[Collected data]

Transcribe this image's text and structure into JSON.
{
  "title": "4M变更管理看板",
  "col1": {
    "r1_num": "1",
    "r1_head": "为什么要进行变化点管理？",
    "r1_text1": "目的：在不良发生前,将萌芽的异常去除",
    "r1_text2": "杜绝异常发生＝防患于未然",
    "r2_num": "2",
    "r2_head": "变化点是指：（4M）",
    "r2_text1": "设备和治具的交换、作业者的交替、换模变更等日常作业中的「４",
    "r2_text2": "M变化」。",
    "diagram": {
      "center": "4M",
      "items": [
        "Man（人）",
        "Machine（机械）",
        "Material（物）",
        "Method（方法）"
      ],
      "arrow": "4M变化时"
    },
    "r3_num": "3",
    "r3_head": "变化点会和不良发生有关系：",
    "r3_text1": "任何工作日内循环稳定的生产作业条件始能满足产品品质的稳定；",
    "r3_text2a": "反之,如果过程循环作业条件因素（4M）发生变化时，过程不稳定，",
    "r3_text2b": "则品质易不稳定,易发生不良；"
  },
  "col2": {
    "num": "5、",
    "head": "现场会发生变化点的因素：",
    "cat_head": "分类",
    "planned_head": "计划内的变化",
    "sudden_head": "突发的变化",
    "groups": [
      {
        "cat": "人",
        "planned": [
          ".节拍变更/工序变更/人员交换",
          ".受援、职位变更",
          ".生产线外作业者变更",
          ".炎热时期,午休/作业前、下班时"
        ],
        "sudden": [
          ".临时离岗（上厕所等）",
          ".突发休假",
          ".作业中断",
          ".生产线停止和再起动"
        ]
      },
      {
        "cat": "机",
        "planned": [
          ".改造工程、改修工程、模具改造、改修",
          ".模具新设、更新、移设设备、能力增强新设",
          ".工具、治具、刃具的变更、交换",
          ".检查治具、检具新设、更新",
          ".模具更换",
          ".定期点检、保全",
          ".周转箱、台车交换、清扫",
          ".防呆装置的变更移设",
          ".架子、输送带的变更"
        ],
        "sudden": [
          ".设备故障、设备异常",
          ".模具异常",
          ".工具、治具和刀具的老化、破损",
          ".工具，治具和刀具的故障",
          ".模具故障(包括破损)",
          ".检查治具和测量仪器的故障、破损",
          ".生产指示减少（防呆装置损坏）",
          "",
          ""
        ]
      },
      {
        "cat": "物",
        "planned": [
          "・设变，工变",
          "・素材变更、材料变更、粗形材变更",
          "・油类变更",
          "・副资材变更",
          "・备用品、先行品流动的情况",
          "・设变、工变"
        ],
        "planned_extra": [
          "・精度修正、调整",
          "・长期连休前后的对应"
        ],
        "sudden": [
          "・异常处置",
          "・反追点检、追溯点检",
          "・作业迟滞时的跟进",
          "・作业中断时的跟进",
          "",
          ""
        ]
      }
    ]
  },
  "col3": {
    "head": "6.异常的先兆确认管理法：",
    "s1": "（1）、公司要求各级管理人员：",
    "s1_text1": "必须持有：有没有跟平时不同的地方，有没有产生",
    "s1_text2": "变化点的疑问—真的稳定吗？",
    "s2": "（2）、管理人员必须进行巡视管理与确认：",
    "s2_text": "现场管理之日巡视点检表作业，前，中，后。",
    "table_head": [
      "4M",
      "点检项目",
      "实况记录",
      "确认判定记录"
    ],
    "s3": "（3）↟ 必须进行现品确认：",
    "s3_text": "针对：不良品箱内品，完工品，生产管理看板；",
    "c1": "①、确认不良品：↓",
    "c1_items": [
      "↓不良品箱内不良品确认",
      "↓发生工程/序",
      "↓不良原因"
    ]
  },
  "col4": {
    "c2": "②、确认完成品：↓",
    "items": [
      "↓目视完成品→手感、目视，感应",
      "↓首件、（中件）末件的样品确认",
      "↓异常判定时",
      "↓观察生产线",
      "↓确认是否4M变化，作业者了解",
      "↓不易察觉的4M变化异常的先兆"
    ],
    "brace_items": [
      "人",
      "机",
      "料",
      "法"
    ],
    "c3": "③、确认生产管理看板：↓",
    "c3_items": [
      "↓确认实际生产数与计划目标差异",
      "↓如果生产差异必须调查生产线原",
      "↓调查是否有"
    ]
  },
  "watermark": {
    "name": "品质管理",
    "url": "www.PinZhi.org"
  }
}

§ Required work:
Reproduce the entries above in full by retyping them exactly.

§ Solution to this task:
Transcribe this image's text and structure into JSON.
{
  "title": "4M变更管理看板",
  "col1": {
    "r1_num": "1",
    "r1_head": "为什么要进行变化点管理？",
    "r1_text1": "目的：在不良发生前,将萌芽的异常去除",
    "r1_text2": "杜绝异常发生＝防患于未然",
    "r2_num": "2",
    "r2_head": "变化点是指：（4M）",
    "r2_text1": "设备和治具的交换、作业者的交替、换模变更等日常作业中的「４",
    "r2_text2": "M变化」。",
    "diagram": {
      "center": "4M",
      "items": [
        "Man（人）",
        "Machine（机械）",
        "Material（物）",
        "Method（方法）"
      ],
      "arrow": "4M变化时"
    },
    "r3_num": "3",
    "r3_head": "变化点会和不良发生有关系：",
    "r3_text1": "任何工作日内循环稳定的生产作业条件始能满足产品品质的稳定；",
    "r3_text2a": "反之,如果过程循环作业条件因素（4M）发生变化时，过程不稳定，",
    "r3_text2b": "则品质易不稳定,易发生不良；"
  },
  "col2": {
    "num": "5、",
    "head": "现场会发生变化点的因素：",
    "cat_head": "分类",
    "planned_head": "计划内的变化",
    "sudden_head": "突发的变化",
    "groups": [
      {
        "cat": "人",
        "planned": [
          ".节拍变更/工序变更/人员交换",
          ".受援、职位变更",
          ".生产线外作业者变更",
          ".炎热时期,午休/作业前、下班时"
        ],
        "sudden": [
          ".临时离岗（上厕所等）",
          ".突发休假",
          ".作业中断",
          ".生产线停止和再起动"
        ]
      },
      {
        "cat": "机",
        "planned": [
          ".改造工程、改修工程、模具改造、改修",
          ".模具新设、更新、移设设备、能力增强新设",
          ".工具、治具、刃具的变更、交换",
          ".检查治具、检具新设、更新",
          ".模具更换",
          ".定期点检、保全",
          ".周转箱、台车交换、清扫",
          ".防呆装置的变更移设",
          ".架子、输送带的变更"
        ],
        "sudden": [
          ".设备故障、设备异常",
          ".模具异常",
          ".工具、治具和刀具的老化、破损",
          ".工具，治具和刀具的故障",
          ".模具故障(包括破损)",
          ".检查治具和测量仪器的故障、破损",
          ".生产指示减少（防呆装置损坏）",
          "",
          ""
        ]
      },
      {
        "cat": "物",
        "planned": [
          "・设变，工变",
          "・素材变更、材料变更、粗形材变更",
          "・油类变更",
          "・副资材变更",
          "・备用品、先行品流动的情况",
          "・设变、工变"
        ],
        "planned_extra": [
          "・精度修正、调整",
          "・长期连休前后的对应"
        ],
        "sudden": [
          "・异常处置",
          "・反追点检、追溯点检",
          "・作业迟滞时的跟进",
          "・作业中断时的跟进",
          "",
          ""
        ]
      }
    ]
  },
  "col3": {
    "head": "6.异常的先兆确认管理法：",
    "s1": "（1）、公司要求各级管理人员：",
    "s1_text1": "必须持有：有没有跟平时不同的地方，有没有产生",
    "s1_text2": "变化点的疑问—真的稳定吗？",
    "s2": "（2）、管理人员必须进行巡视管理与确认：",
    "s2_text": "现场管理之日巡视点检表作业，前，中，后。",
    "table_head": [
      "4M",
      "点检项目",
      "实况记录",
      "确认判定记录"
    ],
    "s3": "（3）↟ 必须进行现品确认：",
    "s3_text": "针对：不良品箱内品，完工品，生产管理看板；",
    "c1": "①、确认不良品：↓",
    "c1_items": [
      "↓不良品箱内不良品确认",
      "↓发生工程/序",
      "↓不良原因"
    ]
  },
  "col4": {
    "c2": "②、确认完成品：↓",
    "items": [
      "↓目视完成品→手感、目视，感应",
      "↓首件、（中件）末件的样品确认",
      "↓异常判定时",
      "↓观察生产线",
      "↓确认是否4M变化，作业者了解",
      "↓不易察觉的4M变化异常的先兆"
    ],
    "brace_items": [
      "人",
      "机",
      "料",
      "法"
    ],
    "c3": "③、确认生产管理看板：↓",
    "c3_items": [
      "↓确认实际生产数与计划目标差异",
      "↓如果生产差异必须调查生产线原",
      "↓调查是否有"
    ]
  },
  "watermark": {
    "name": "品质管理",
    "url": "www.PinZhi.org"
  }
}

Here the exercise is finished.